┌─ Task data

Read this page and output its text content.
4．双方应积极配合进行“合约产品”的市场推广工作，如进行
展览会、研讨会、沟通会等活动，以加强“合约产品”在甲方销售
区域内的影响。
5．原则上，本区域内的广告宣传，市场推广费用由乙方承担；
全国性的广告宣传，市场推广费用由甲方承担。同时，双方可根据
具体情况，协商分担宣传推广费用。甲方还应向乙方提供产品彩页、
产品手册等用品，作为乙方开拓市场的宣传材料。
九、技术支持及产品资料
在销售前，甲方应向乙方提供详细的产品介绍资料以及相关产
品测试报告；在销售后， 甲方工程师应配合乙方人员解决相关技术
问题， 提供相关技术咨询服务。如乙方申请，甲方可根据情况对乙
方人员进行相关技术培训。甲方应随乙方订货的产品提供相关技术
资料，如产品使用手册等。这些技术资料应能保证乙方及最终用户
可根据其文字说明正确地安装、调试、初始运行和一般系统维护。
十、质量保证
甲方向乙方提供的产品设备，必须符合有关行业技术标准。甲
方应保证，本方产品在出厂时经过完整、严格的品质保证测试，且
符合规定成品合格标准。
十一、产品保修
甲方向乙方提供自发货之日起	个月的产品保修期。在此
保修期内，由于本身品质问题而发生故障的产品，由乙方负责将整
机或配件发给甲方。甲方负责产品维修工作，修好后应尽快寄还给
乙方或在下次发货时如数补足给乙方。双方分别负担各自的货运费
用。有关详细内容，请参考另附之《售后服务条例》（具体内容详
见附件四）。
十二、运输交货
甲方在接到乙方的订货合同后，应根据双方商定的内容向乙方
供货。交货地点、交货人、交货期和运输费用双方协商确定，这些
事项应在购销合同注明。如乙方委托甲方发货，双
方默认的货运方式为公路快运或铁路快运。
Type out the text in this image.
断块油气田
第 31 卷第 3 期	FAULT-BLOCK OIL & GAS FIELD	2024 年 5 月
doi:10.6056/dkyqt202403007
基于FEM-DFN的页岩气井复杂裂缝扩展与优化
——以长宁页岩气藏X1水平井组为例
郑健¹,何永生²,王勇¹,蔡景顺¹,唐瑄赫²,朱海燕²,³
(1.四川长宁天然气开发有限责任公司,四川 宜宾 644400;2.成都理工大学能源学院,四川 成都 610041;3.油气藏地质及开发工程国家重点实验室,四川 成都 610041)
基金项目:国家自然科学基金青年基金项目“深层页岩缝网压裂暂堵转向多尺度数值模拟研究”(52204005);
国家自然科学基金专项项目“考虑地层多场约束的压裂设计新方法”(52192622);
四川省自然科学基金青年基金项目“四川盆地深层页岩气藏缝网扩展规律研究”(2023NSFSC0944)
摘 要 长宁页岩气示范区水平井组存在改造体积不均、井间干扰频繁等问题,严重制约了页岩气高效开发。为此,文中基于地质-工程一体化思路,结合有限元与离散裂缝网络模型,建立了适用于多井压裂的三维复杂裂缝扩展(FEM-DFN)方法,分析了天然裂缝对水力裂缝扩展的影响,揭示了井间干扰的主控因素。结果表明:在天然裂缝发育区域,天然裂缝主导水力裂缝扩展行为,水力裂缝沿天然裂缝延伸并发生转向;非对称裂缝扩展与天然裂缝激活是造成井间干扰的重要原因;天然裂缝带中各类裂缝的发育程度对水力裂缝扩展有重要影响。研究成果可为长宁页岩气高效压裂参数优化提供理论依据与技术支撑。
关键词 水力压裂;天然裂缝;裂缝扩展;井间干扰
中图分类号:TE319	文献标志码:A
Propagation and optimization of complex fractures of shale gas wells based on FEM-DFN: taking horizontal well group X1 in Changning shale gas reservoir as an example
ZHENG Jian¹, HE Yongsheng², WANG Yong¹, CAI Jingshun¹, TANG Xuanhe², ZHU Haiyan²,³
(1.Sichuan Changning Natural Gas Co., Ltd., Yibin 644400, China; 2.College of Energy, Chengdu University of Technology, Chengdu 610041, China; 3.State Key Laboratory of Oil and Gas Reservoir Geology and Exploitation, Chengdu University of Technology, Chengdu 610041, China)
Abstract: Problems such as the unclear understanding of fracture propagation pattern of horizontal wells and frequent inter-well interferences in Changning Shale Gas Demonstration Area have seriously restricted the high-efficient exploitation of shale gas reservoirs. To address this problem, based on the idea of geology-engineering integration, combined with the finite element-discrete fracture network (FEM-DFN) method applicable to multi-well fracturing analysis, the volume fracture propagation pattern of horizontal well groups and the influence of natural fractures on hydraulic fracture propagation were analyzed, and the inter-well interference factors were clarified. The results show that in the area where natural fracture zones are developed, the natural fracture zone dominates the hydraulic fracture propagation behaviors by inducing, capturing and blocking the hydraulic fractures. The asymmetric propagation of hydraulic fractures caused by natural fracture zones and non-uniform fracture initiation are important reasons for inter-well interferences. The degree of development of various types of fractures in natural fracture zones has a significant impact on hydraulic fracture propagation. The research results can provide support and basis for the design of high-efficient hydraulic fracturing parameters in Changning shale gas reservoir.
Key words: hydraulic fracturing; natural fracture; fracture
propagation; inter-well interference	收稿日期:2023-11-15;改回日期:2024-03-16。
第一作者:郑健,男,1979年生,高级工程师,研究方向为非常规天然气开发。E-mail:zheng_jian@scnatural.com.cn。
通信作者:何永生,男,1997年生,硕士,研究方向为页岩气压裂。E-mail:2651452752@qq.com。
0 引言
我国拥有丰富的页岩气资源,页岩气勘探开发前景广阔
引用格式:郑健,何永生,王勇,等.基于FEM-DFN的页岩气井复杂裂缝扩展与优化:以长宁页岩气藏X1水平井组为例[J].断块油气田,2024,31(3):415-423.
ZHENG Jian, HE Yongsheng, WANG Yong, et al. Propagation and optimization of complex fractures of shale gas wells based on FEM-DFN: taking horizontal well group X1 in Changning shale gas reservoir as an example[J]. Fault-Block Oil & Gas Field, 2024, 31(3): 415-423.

└─

_Problem to solve_: Answer with one number only: how many lines above contain the word "WANG".

_Correct answer_: 2